Single out the lines of the material that contain "from" and copy them.

# # # # #

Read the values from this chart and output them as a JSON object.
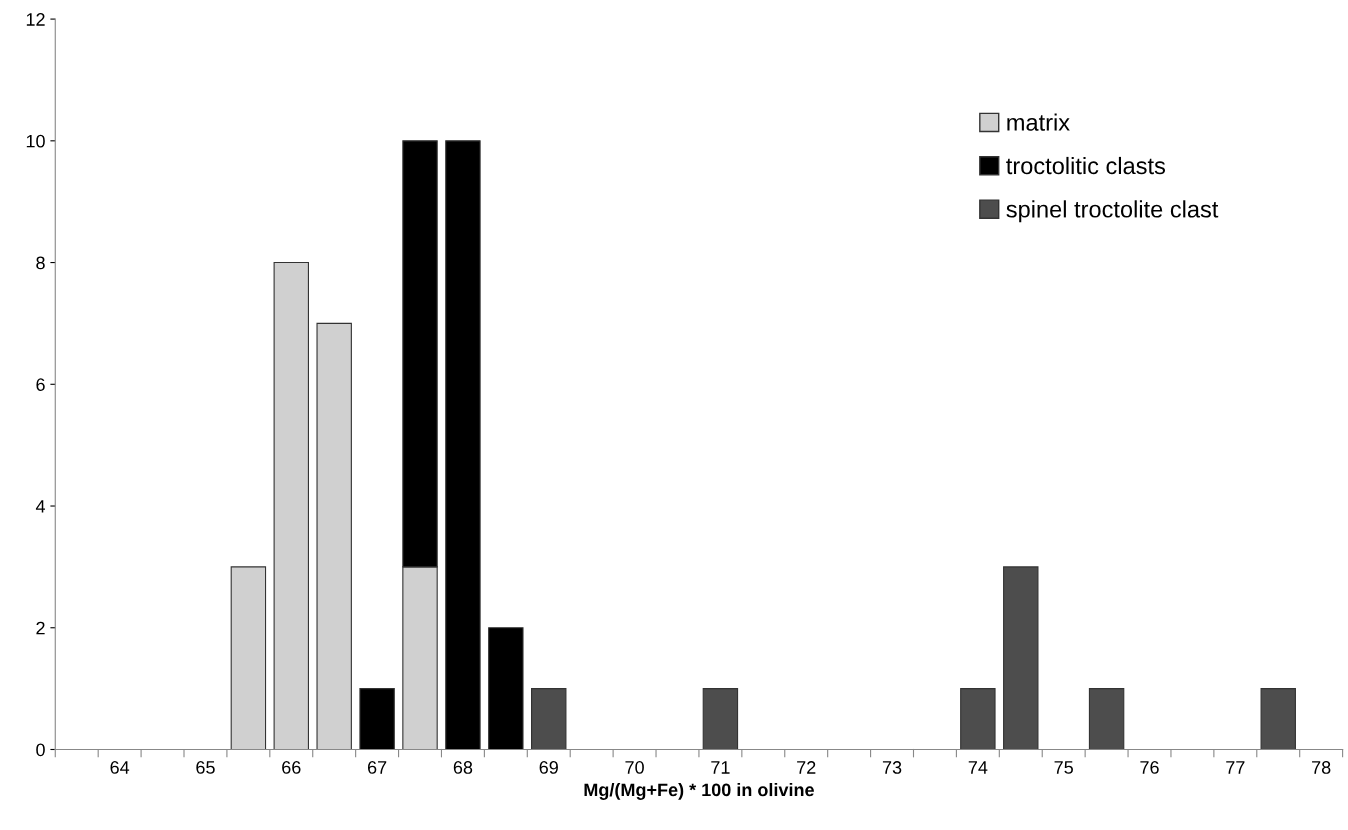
{
  "chart_data": {
    "type": "bar",
    "xlabel": "Mg/(Mg+Fe) * 100 in olivine",
    "categories": [
      null,
      "64",
      null,
      "65",
      null,
      "66",
      null,
      "67",
      null,
      "68",
      null,
      "69",
      null,
      "70",
      null,
      "71",
      null,
      "72",
      null,
      "73",
      null,
      "74",
      null,
      "75",
      null,
      "76",
      null,
      "77",
      null,
      "78"
    ],
    "stacked": true,
    "series": [
      {
        "name": "matrix",
        "color": "#d0d0d0",
        "values": [
          null,
          null,
          null,
          null,
          3,
          8,
          7,
          null,
          3,
          null,
          null,
          null,
          null,
          null,
          null,
          null,
          null,
          null,
          null,
          null,
          null,
          null,
          null,
          null,
          null,
          null,
          null,
          null,
          null,
          null
        ]
      },
      {
        "name": "troctolitic clasts",
        "color": "#000000",
        "values": [
          null,
          null,
          null,
          null,
          null,
          null,
          null,
          1,
          7,
          10,
          2,
          null,
          null,
          null,
          null,
          null,
          null,
          null,
          null,
          null,
          null,
          null,
          null,
          null,
          null,
          null,
          null,
          null,
          null,
          null
        ]
      },
      {
        "name": "spinel troctolite clast",
        "color": "#4d4d4d",
        "values": [
          null,
          null,
          null,
          null,
          null,
          null,
          null,
          null,
          null,
          null,
          null,
          1,
          null,
          null,
          null,
          1,
          null,
          null,
          null,
          null,
          null,
          1,
          3,
          null,
          1,
          null,
          null,
          null,
          1,
          null
        ]
      }
    ],
    "ylim": [
      0,
      12
    ],
    "yticks": [
      0,
      2,
      4,
      6,
      8,
      10,
      12
    ],
    "grid": false,
    "legend": "top right"
  }
}
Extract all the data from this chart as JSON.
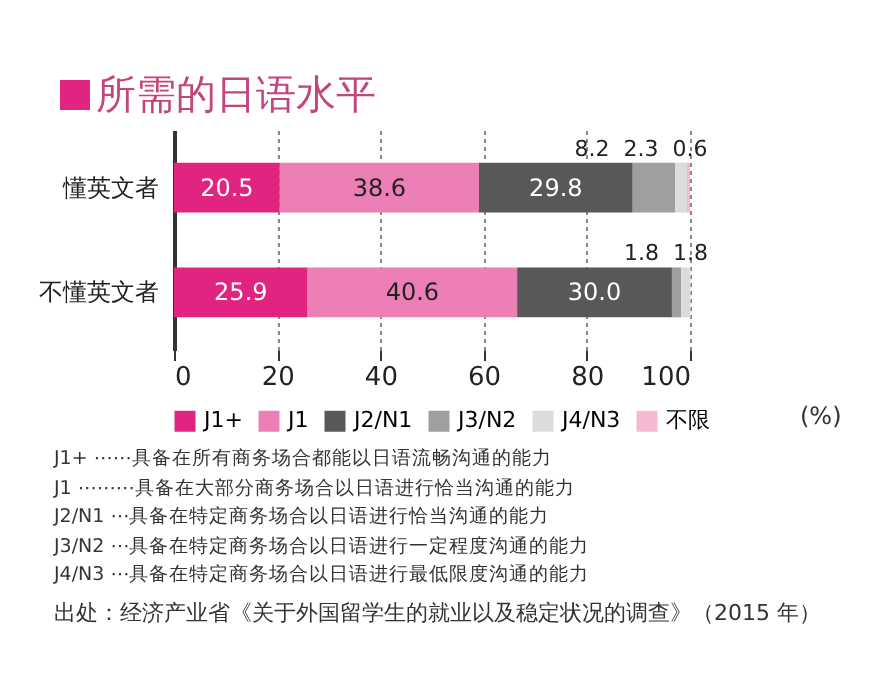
{
  "chart_data": {
    "type": "bar",
    "orientation": "horizontal",
    "stacked": true,
    "title": "所需的日语水平",
    "categories": [
      "懂英文者",
      "不懂英文者"
    ],
    "series": [
      {
        "name": "J1+",
        "color": "#e0247f",
        "values": [
          20.5,
          25.9
        ],
        "value_labels": [
          "20.5",
          "25.9"
        ]
      },
      {
        "name": "J1",
        "color": "#ec80b6",
        "values": [
          38.6,
          40.6
        ],
        "value_labels": [
          "38.6",
          "40.6"
        ]
      },
      {
        "name": "J2/N1",
        "color": "#595757",
        "values": [
          29.8,
          30.0
        ],
        "value_labels": [
          "29.8",
          "30.0"
        ]
      },
      {
        "name": "J3/N2",
        "color": "#9f9fa0",
        "values": [
          8.2,
          1.8
        ],
        "value_labels": [
          "8.2",
          "1.8"
        ]
      },
      {
        "name": "J4/N3",
        "color": "#dcdcdc",
        "values": [
          2.3,
          1.8
        ],
        "value_labels": [
          "2.3",
          "1.8"
        ]
      },
      {
        "name": "不限",
        "color": "#f5b9d4",
        "values": [
          0.6,
          null
        ],
        "value_labels": [
          "0.6",
          null
        ]
      }
    ],
    "xlim": [
      0,
      100
    ],
    "xticks": [
      0,
      20,
      40,
      60,
      80,
      100
    ],
    "grid": "x",
    "legend": "bottom",
    "annotations": [
      "(%)",
      "J1+ ⋯⋯具备在所有商务场合都能以日语流畅沟通的能力",
      "J1 ⋯⋯⋯具备在大部分商务场合以日语进行恰当沟通的能力",
      "J2/N1 ⋯具备在特定商务场合以日语进行恰当沟通的能力",
      "J3/N2 ⋯具备在特定商务场合以日语进行一定程度沟通的能力",
      "J4/N3 ⋯具备在特定商务场合以日语进行最低限度沟通的能力",
      "出处：经济产业省《关于外国留学生的就业以及稳定状况的调查》（2015 年）"
    ]
  }
}
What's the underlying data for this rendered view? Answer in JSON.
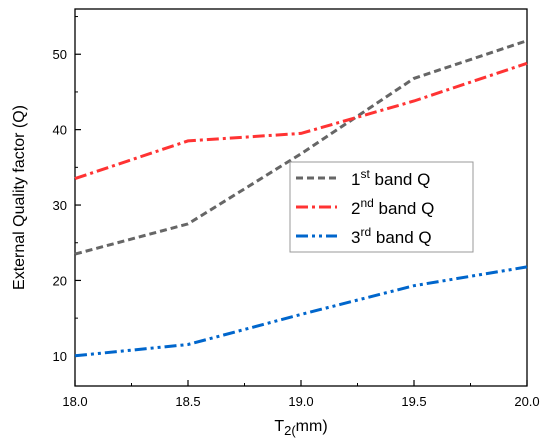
{
  "chart_data": {
    "type": "line",
    "x": [
      18.0,
      18.5,
      19.0,
      19.5,
      20.0
    ],
    "x_tick_labels": [
      "18.0",
      "18.5",
      "19.0",
      "19.5",
      "20.0"
    ],
    "y_tick_labels": [
      "10",
      "20",
      "30",
      "40",
      "50"
    ],
    "y_ticks": [
      10,
      20,
      30,
      40,
      50
    ],
    "xlim": [
      18.0,
      20.0
    ],
    "ylim": [
      6.0,
      56.0
    ],
    "xlabel_main": "T",
    "xlabel_sub": "2(",
    "xlabel_tail": "mm)",
    "ylabel": "External Quality factor (Q)",
    "series": [
      {
        "name_main": "1",
        "name_sup": "st",
        "name_tail": " band Q",
        "values": [
          23.5,
          27.5,
          36.8,
          46.8,
          51.8
        ],
        "color": "#666666",
        "dash": "dash"
      },
      {
        "name_main": "2",
        "name_sup": "nd",
        "name_tail": " band Q",
        "values": [
          33.5,
          38.5,
          39.5,
          43.8,
          48.8
        ],
        "color": "#ff3333",
        "dash": "dashdot"
      },
      {
        "name_main": "3",
        "name_sup": "rd",
        "name_tail": " band Q",
        "values": [
          10.0,
          11.5,
          15.5,
          19.3,
          21.8
        ],
        "color": "#0066cc",
        "dash": "dashdotdot"
      }
    ],
    "grid": false,
    "legend_position": "center-right"
  }
}
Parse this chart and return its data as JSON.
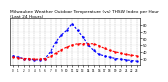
{
  "title": "Milwaukee Weather Outdoor Temperature (vs) THSW Index per Hour (Last 24 Hours)",
  "hours": [
    0,
    1,
    2,
    3,
    4,
    5,
    6,
    7,
    8,
    9,
    10,
    11,
    12,
    13,
    14,
    15,
    16,
    17,
    18,
    19,
    20,
    21,
    22,
    23
  ],
  "temp": [
    32,
    31,
    30,
    30,
    29,
    29,
    30,
    33,
    38,
    43,
    47,
    50,
    52,
    52,
    52,
    52,
    49,
    45,
    42,
    40,
    38,
    36,
    35,
    34
  ],
  "thsw": [
    34,
    32,
    30,
    29,
    28,
    28,
    30,
    40,
    55,
    65,
    72,
    82,
    72,
    62,
    50,
    42,
    36,
    34,
    32,
    30,
    29,
    28,
    27,
    26
  ],
  "temp_color": "#ff0000",
  "thsw_color": "#0000ff",
  "background": "#ffffff",
  "grid_color": "#999999",
  "ylim_min": 20,
  "ylim_max": 90,
  "ytick_values": [
    80,
    70,
    60,
    50,
    40,
    30
  ],
  "title_fontsize": 3.2,
  "line_width": 0.8,
  "marker_size": 1.5
}
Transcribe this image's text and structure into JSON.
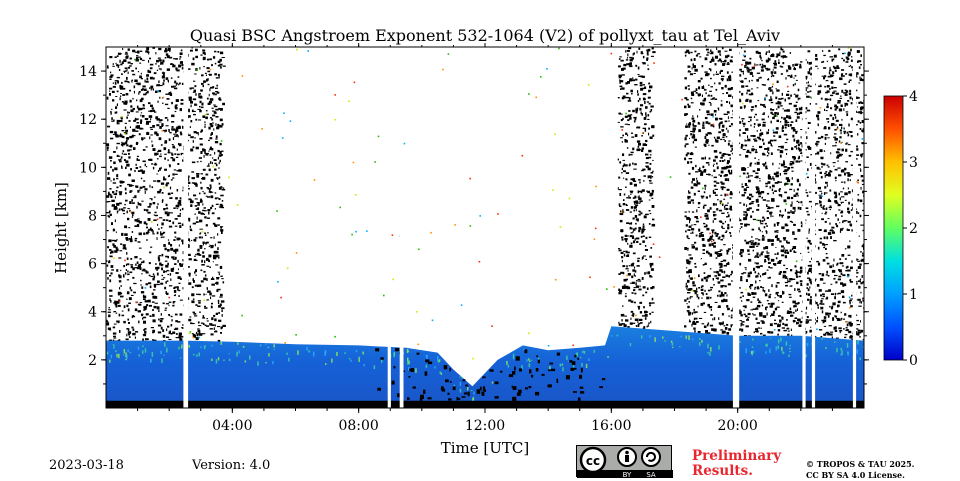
{
  "chart_data": {
    "type": "heatmap",
    "title": "Quasi BSC Angstroem Exponent 532-1064 (V2) of pollyxt_tau at Tel_Aviv",
    "xlabel": "Time [UTC]",
    "ylabel": "Height [km]",
    "xlim": [
      0,
      24
    ],
    "ylim": [
      0,
      15
    ],
    "x_ticks": [
      {
        "value": 4,
        "label": "04:00"
      },
      {
        "value": 8,
        "label": "08:00"
      },
      {
        "value": 12,
        "label": "12:00"
      },
      {
        "value": 16,
        "label": "16:00"
      },
      {
        "value": 20,
        "label": "20:00"
      }
    ],
    "y_ticks": [
      {
        "value": 2,
        "label": "2"
      },
      {
        "value": 4,
        "label": "4"
      },
      {
        "value": 6,
        "label": "6"
      },
      {
        "value": 8,
        "label": "8"
      },
      {
        "value": 10,
        "label": "10"
      },
      {
        "value": 12,
        "label": "12"
      },
      {
        "value": 14,
        "label": "14"
      }
    ],
    "colorbar": {
      "range": [
        0,
        4
      ],
      "ticks": [
        "0",
        "1",
        "2",
        "3",
        "4"
      ],
      "colormap": "jet"
    },
    "layer_top_km": [
      {
        "t": 0.0,
        "top": 2.8
      },
      {
        "t": 2.5,
        "top": 2.8
      },
      {
        "t": 4.0,
        "top": 2.75
      },
      {
        "t": 6.0,
        "top": 2.65
      },
      {
        "t": 8.0,
        "top": 2.6
      },
      {
        "t": 9.5,
        "top": 2.5
      },
      {
        "t": 10.5,
        "top": 2.3
      },
      {
        "t": 11.0,
        "top": 1.6
      },
      {
        "t": 11.6,
        "top": 0.9
      },
      {
        "t": 12.4,
        "top": 2.0
      },
      {
        "t": 13.2,
        "top": 2.6
      },
      {
        "t": 14.0,
        "top": 2.4
      },
      {
        "t": 15.0,
        "top": 2.5
      },
      {
        "t": 15.8,
        "top": 2.6
      },
      {
        "t": 16.0,
        "top": 3.4
      },
      {
        "t": 18.0,
        "top": 3.2
      },
      {
        "t": 20.0,
        "top": 3.0
      },
      {
        "t": 22.0,
        "top": 3.0
      },
      {
        "t": 24.0,
        "top": 2.8
      }
    ],
    "data_gaps_utc": [
      {
        "start": 2.45,
        "end": 2.6
      },
      {
        "start": 8.92,
        "end": 9.02
      },
      {
        "start": 9.3,
        "end": 9.42
      },
      {
        "start": 19.85,
        "end": 20.05
      },
      {
        "start": 22.05,
        "end": 22.15
      },
      {
        "start": 22.35,
        "end": 22.45
      },
      {
        "start": 23.65,
        "end": 23.75
      }
    ],
    "noise_regions_utc": [
      {
        "start": 0.0,
        "end": 3.7,
        "max_km": 15
      },
      {
        "start": 16.2,
        "end": 17.3,
        "max_km": 15
      },
      {
        "start": 18.3,
        "end": 24.0,
        "max_km": 15
      }
    ],
    "surface_layer_top_km": 0.3
  },
  "footer": {
    "date": "2023-03-18",
    "version": "Version: 4.0",
    "license_badge_text": [
      "BY",
      "SA"
    ],
    "preliminary": [
      "Preliminary",
      "Results."
    ],
    "copyright": [
      "© TROPOS & TAU 2025.",
      "CC BY SA 4.0 License."
    ]
  }
}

# # # # #

**Written solution**
Read the values from this chart and output them as a JSON object.
Extract all the data from this chart as JSON.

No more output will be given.